-- PROVIDED RECORDS start --
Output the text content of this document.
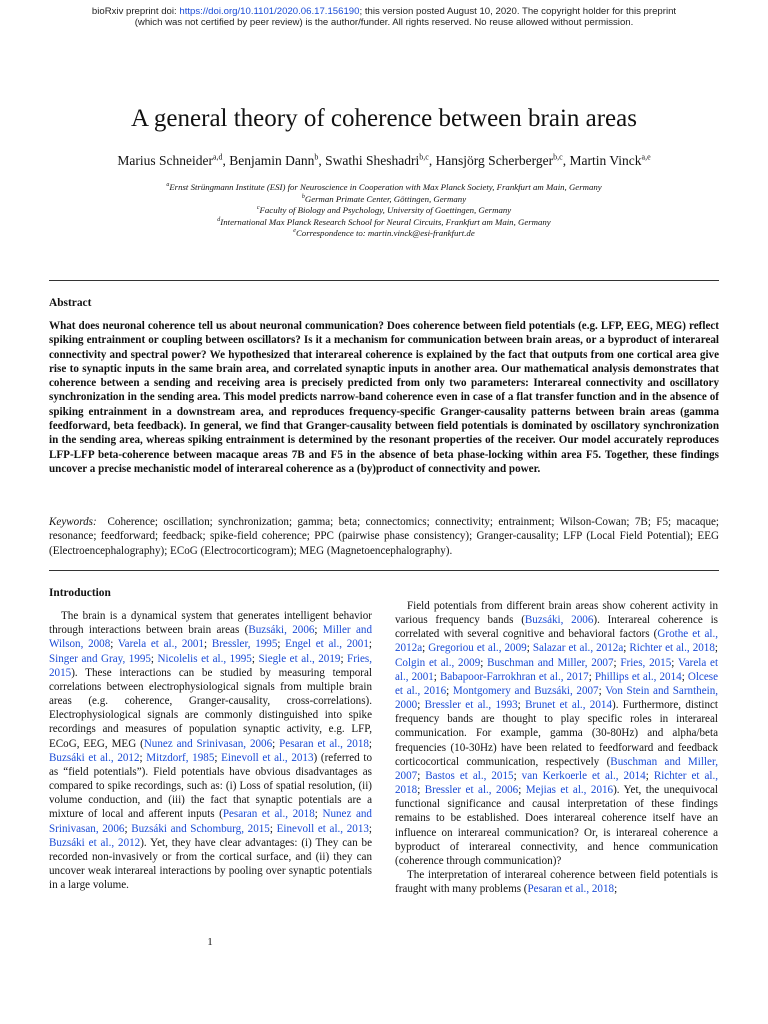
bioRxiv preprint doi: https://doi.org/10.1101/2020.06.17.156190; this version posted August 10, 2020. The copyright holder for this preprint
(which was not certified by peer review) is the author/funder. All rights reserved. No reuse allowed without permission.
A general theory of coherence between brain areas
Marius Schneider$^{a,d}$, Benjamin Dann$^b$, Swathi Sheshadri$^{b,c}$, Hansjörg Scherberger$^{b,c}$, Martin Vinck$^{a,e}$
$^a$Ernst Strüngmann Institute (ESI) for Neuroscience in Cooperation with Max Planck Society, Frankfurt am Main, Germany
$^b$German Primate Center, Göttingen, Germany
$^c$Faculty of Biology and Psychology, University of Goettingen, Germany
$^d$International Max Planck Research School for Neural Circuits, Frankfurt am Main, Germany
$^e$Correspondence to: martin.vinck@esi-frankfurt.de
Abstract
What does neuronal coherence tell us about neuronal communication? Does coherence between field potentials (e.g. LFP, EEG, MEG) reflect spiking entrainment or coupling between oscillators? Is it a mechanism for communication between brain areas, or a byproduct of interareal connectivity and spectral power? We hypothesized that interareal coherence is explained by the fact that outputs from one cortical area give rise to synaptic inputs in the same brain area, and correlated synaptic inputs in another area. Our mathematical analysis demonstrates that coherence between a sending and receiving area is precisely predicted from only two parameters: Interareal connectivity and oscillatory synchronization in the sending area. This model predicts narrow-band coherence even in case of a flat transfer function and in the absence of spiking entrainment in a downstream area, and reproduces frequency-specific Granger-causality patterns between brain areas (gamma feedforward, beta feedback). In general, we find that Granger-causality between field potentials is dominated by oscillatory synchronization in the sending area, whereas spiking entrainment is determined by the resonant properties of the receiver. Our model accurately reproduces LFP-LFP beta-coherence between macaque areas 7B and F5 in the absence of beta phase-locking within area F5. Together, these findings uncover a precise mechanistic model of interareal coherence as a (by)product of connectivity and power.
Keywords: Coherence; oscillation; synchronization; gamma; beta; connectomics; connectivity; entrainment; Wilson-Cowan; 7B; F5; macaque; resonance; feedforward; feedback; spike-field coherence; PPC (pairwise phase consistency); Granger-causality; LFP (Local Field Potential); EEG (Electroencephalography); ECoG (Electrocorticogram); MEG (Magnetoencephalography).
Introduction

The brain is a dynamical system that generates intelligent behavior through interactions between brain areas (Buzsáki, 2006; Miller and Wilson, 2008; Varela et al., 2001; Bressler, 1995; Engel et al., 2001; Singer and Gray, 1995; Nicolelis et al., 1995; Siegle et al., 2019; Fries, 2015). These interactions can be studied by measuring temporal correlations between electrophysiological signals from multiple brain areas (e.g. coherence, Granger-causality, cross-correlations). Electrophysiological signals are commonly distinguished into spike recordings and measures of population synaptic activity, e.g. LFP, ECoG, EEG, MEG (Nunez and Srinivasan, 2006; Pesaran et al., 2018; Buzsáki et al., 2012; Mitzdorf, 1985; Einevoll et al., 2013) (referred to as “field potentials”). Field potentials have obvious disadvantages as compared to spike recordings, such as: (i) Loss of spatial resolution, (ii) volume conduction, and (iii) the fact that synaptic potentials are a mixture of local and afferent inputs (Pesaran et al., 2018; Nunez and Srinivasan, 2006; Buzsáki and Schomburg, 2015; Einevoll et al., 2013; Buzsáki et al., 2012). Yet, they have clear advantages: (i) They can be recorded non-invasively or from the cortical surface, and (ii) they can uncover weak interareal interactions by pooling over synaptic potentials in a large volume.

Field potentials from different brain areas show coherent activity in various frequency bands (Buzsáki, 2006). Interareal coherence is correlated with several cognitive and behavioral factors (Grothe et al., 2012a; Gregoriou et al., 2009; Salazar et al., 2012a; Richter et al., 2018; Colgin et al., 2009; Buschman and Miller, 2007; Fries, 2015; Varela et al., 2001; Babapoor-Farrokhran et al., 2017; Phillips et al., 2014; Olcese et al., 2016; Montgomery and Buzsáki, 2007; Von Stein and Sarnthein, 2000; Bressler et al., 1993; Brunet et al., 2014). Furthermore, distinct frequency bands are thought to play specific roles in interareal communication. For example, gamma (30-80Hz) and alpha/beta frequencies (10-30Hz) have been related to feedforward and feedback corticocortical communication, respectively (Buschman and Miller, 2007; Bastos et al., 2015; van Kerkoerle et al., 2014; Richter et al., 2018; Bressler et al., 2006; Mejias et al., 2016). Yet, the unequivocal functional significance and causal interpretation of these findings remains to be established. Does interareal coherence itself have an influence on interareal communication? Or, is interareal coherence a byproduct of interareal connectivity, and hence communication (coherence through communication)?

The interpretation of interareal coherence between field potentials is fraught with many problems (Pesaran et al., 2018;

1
-- PROVIDED RECORDS end --
> **CHALLENGE**: Repeat each entry exactly as given; no pictures belong in the copy.

> **REPLY TO THE TASK**:
Output the text content of this document.
bioRxiv preprint doi: https://doi.org/10.1101/2020.06.17.156190; this version posted August 10, 2020. The copyright holder for this preprint
(which was not certified by peer review) is the author/funder. All rights reserved. No reuse allowed without permission.
A general theory of coherence between brain areas
Marius Schneider$^{a,d}$, Benjamin Dann$^b$, Swathi Sheshadri$^{b,c}$, Hansjörg Scherberger$^{b,c}$, Martin Vinck$^{a,e}$
$^a$Ernst Strüngmann Institute (ESI) for Neuroscience in Cooperation with Max Planck Society, Frankfurt am Main, Germany
$^b$German Primate Center, Göttingen, Germany
$^c$Faculty of Biology and Psychology, University of Goettingen, Germany
$^d$International Max Planck Research School for Neural Circuits, Frankfurt am Main, Germany
$^e$Correspondence to: martin.vinck@esi-frankfurt.de
Abstract
What does neuronal coherence tell us about neuronal communication? Does coherence between field potentials (e.g. LFP, EEG, MEG) reflect spiking entrainment or coupling between oscillators? Is it a mechanism for communication between brain areas, or a byproduct of interareal connectivity and spectral power? We hypothesized that interareal coherence is explained by the fact that outputs from one cortical area give rise to synaptic inputs in the same brain area, and correlated synaptic inputs in another area. Our mathematical analysis demonstrates that coherence between a sending and receiving area is precisely predicted from only two parameters: Interareal connectivity and oscillatory synchronization in the sending area. This model predicts narrow-band coherence even in case of a flat transfer function and in the absence of spiking entrainment in a downstream area, and reproduces frequency-specific Granger-causality patterns between brain areas (gamma feedforward, beta feedback). In general, we find that Granger-causality between field potentials is dominated by oscillatory synchronization in the sending area, whereas spiking entrainment is determined by the resonant properties of the receiver. Our model accurately reproduces LFP-LFP beta-coherence between macaque areas 7B and F5 in the absence of beta phase-locking within area F5. Together, these findings uncover a precise mechanistic model of interareal coherence as a (by)product of connectivity and power.
Keywords: Coherence; oscillation; synchronization; gamma; beta; connectomics; connectivity; entrainment; Wilson-Cowan; 7B; F5; macaque; resonance; feedforward; feedback; spike-field coherence; PPC (pairwise phase consistency); Granger-causality; LFP (Local Field Potential); EEG (Electroencephalography); ECoG (Electrocorticogram); MEG (Magnetoencephalography).
Introduction

The brain is a dynamical system that generates intelligent behavior through interactions between brain areas (Buzsáki, 2006; Miller and Wilson, 2008; Varela et al., 2001; Bressler, 1995; Engel et al., 2001; Singer and Gray, 1995; Nicolelis et al., 1995; Siegle et al., 2019; Fries, 2015). These interactions can be studied by measuring temporal correlations between electrophysiological signals from multiple brain areas (e.g. coherence, Granger-causality, cross-correlations). Electrophysiological signals are commonly distinguished into spike recordings and measures of population synaptic activity, e.g. LFP, ECoG, EEG, MEG (Nunez and Srinivasan, 2006; Pesaran et al., 2018; Buzsáki et al., 2012; Mitzdorf, 1985; Einevoll et al., 2013) (referred to as “field potentials”). Field potentials have obvious disadvantages as compared to spike recordings, such as: (i) Loss of spatial resolution, (ii) volume conduction, and (iii) the fact that synaptic potentials are a mixture of local and afferent inputs (Pesaran et al., 2018; Nunez and Srinivasan, 2006; Buzsáki and Schomburg, 2015; Einevoll et al., 2013; Buzsáki et al., 2012). Yet, they have clear advantages: (i) They can be recorded non-invasively or from the cortical surface, and (ii) they can uncover weak interareal interactions by pooling over synaptic potentials in a large volume.

Field potentials from different brain areas show coherent activity in various frequency bands (Buzsáki, 2006). Interareal coherence is correlated with several cognitive and behavioral factors (Grothe et al., 2012a; Gregoriou et al., 2009; Salazar et al., 2012a; Richter et al., 2018; Colgin et al., 2009; Buschman and Miller, 2007; Fries, 2015; Varela et al., 2001; Babapoor-Farrokhran et al., 2017; Phillips et al., 2014; Olcese et al., 2016; Montgomery and Buzsáki, 2007; Von Stein and Sarnthein, 2000; Bressler et al., 1993; Brunet et al., 2014). Furthermore, distinct frequency bands are thought to play specific roles in interareal communication. For example, gamma (30-80Hz) and alpha/beta frequencies (10-30Hz) have been related to feedforward and feedback corticocortical communication, respectively (Buschman and Miller, 2007; Bastos et al., 2015; van Kerkoerle et al., 2014; Richter et al., 2018; Bressler et al., 2006; Mejias et al., 2016). Yet, the unequivocal functional significance and causal interpretation of these findings remains to be established. Does interareal coherence itself have an influence on interareal communication? Or, is interareal coherence a byproduct of interareal connectivity, and hence communication (coherence through communication)?

The interpretation of interareal coherence between field potentials is fraught with many problems (Pesaran et al., 2018;

1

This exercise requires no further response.